### Stored data
-----

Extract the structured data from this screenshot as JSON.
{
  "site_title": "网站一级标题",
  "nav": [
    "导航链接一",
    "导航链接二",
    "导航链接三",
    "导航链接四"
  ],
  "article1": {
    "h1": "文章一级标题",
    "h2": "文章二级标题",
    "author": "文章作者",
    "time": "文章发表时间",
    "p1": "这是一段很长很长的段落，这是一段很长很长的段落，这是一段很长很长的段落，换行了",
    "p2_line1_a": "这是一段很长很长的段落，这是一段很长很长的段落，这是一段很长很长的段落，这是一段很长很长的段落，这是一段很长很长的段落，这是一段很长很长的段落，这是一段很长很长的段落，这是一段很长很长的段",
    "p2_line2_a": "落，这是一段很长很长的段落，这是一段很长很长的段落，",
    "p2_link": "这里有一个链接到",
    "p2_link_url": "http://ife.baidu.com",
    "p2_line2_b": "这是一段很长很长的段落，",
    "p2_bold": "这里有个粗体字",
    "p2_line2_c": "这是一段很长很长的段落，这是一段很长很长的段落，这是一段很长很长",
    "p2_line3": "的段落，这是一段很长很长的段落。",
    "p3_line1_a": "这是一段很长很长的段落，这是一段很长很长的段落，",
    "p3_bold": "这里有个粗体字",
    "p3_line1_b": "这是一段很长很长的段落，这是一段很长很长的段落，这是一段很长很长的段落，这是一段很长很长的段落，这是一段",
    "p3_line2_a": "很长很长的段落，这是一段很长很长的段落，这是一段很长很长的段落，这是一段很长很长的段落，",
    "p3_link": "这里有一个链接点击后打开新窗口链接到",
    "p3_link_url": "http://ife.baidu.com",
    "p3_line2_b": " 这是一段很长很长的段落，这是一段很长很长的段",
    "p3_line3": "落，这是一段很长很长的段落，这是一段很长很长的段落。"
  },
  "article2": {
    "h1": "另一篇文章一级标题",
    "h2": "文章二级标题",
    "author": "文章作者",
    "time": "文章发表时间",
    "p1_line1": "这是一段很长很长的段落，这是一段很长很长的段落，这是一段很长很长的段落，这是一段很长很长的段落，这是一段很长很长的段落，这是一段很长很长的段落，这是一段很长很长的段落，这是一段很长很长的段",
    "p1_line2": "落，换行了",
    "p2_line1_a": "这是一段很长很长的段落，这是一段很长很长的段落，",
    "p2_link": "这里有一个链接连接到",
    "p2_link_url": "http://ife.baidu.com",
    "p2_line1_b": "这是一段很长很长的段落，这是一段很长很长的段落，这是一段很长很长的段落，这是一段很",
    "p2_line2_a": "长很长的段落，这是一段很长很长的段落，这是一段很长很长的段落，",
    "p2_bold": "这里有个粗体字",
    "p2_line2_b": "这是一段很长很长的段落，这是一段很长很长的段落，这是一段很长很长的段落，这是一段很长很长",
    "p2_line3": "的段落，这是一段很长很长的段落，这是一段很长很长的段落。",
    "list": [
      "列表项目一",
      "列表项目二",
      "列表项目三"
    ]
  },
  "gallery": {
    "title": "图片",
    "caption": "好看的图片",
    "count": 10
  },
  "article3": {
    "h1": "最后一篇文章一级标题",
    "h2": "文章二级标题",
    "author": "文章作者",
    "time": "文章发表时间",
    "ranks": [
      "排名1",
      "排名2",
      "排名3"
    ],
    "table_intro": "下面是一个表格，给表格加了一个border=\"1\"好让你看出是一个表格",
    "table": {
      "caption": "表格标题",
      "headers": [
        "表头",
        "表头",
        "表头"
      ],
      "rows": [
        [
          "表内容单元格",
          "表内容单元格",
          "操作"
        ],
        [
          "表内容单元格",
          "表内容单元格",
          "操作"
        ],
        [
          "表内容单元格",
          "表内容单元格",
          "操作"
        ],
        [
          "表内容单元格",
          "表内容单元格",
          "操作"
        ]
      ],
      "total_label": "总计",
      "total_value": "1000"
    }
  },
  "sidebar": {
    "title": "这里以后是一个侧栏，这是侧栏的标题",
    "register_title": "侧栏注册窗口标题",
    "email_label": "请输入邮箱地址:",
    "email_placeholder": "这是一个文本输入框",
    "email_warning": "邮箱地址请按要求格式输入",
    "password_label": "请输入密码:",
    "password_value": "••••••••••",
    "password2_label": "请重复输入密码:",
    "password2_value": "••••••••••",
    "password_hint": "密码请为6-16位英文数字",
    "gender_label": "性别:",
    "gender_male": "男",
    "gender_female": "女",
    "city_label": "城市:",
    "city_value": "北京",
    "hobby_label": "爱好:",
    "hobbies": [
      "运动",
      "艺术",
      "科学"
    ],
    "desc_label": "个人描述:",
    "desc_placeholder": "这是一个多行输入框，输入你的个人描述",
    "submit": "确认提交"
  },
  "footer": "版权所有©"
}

-----

### What the exercise asks
Every entry needs to be retyped exactly.

### Written reply
Extract the structured data from this screenshot as JSON.
{
  "site_title": "网站一级标题",
  "nav": [
    "导航链接一",
    "导航链接二",
    "导航链接三",
    "导航链接四"
  ],
  "article1": {
    "h1": "文章一级标题",
    "h2": "文章二级标题",
    "author": "文章作者",
    "time": "文章发表时间",
    "p1": "这是一段很长很长的段落，这是一段很长很长的段落，这是一段很长很长的段落，换行了",
    "p2_line1_a": "这是一段很长很长的段落，这是一段很长很长的段落，这是一段很长很长的段落，这是一段很长很长的段落，这是一段很长很长的段落，这是一段很长很长的段落，这是一段很长很长的段落，这是一段很长很长的段",
    "p2_line2_a": "落，这是一段很长很长的段落，这是一段很长很长的段落，",
    "p2_link": "这里有一个链接到",
    "p2_link_url": "http://ife.baidu.com",
    "p2_line2_b": "这是一段很长很长的段落，",
    "p2_bold": "这里有个粗体字",
    "p2_line2_c": "这是一段很长很长的段落，这是一段很长很长的段落，这是一段很长很长",
    "p2_line3": "的段落，这是一段很长很长的段落。",
    "p3_line1_a": "这是一段很长很长的段落，这是一段很长很长的段落，",
    "p3_bold": "这里有个粗体字",
    "p3_line1_b": "这是一段很长很长的段落，这是一段很长很长的段落，这是一段很长很长的段落，这是一段很长很长的段落，这是一段",
    "p3_line2_a": "很长很长的段落，这是一段很长很长的段落，这是一段很长很长的段落，这是一段很长很长的段落，",
    "p3_link": "这里有一个链接点击后打开新窗口链接到",
    "p3_link_url": "http://ife.baidu.com",
    "p3_line2_b": " 这是一段很长很长的段落，这是一段很长很长的段",
    "p3_line3": "落，这是一段很长很长的段落，这是一段很长很长的段落。"
  },
  "article2": {
    "h1": "另一篇文章一级标题",
    "h2": "文章二级标题",
    "author": "文章作者",
    "time": "文章发表时间",
    "p1_line1": "这是一段很长很长的段落，这是一段很长很长的段落，这是一段很长很长的段落，这是一段很长很长的段落，这是一段很长很长的段落，这是一段很长很长的段落，这是一段很长很长的段落，这是一段很长很长的段",
    "p1_line2": "落，换行了",
    "p2_line1_a": "这是一段很长很长的段落，这是一段很长很长的段落，",
    "p2_link": "这里有一个链接连接到",
    "p2_link_url": "http://ife.baidu.com",
    "p2_line1_b": "这是一段很长很长的段落，这是一段很长很长的段落，这是一段很长很长的段落，这是一段很",
    "p2_line2_a": "长很长的段落，这是一段很长很长的段落，这是一段很长很长的段落，",
    "p2_bold": "这里有个粗体字",
    "p2_line2_b": "这是一段很长很长的段落，这是一段很长很长的段落，这是一段很长很长的段落，这是一段很长很长",
    "p2_line3": "的段落，这是一段很长很长的段落，这是一段很长很长的段落。",
    "list": [
      "列表项目一",
      "列表项目二",
      "列表项目三"
    ]
  },
  "gallery": {
    "title": "图片",
    "caption": "好看的图片",
    "count": 10
  },
  "article3": {
    "h1": "最后一篇文章一级标题",
    "h2": "文章二级标题",
    "author": "文章作者",
    "time": "文章发表时间",
    "ranks": [
      "排名1",
      "排名2",
      "排名3"
    ],
    "table_intro": "下面是一个表格，给表格加了一个border=\"1\"好让你看出是一个表格",
    "table": {
      "caption": "表格标题",
      "headers": [
        "表头",
        "表头",
        "表头"
      ],
      "rows": [
        [
          "表内容单元格",
          "表内容单元格",
          "操作"
        ],
        [
          "表内容单元格",
          "表内容单元格",
          "操作"
        ],
        [
          "表内容单元格",
          "表内容单元格",
          "操作"
        ],
        [
          "表内容单元格",
          "表内容单元格",
          "操作"
        ]
      ],
      "total_label": "总计",
      "total_value": "1000"
    }
  },
  "sidebar": {
    "title": "这里以后是一个侧栏，这是侧栏的标题",
    "register_title": "侧栏注册窗口标题",
    "email_label": "请输入邮箱地址:",
    "email_placeholder": "这是一个文本输入框",
    "email_warning": "邮箱地址请按要求格式输入",
    "password_label": "请输入密码:",
    "password_value": "••••••••••",
    "password2_label": "请重复输入密码:",
    "password2_value": "••••••••••",
    "password_hint": "密码请为6-16位英文数字",
    "gender_label": "性别:",
    "gender_male": "男",
    "gender_female": "女",
    "city_label": "城市:",
    "city_value": "北京",
    "hobby_label": "爱好:",
    "hobbies": [
      "运动",
      "艺术",
      "科学"
    ],
    "desc_label": "个人描述:",
    "desc_placeholder": "这是一个多行输入框，输入你的个人描述",
    "submit": "确认提交"
  },
  "footer": "版权所有©"
}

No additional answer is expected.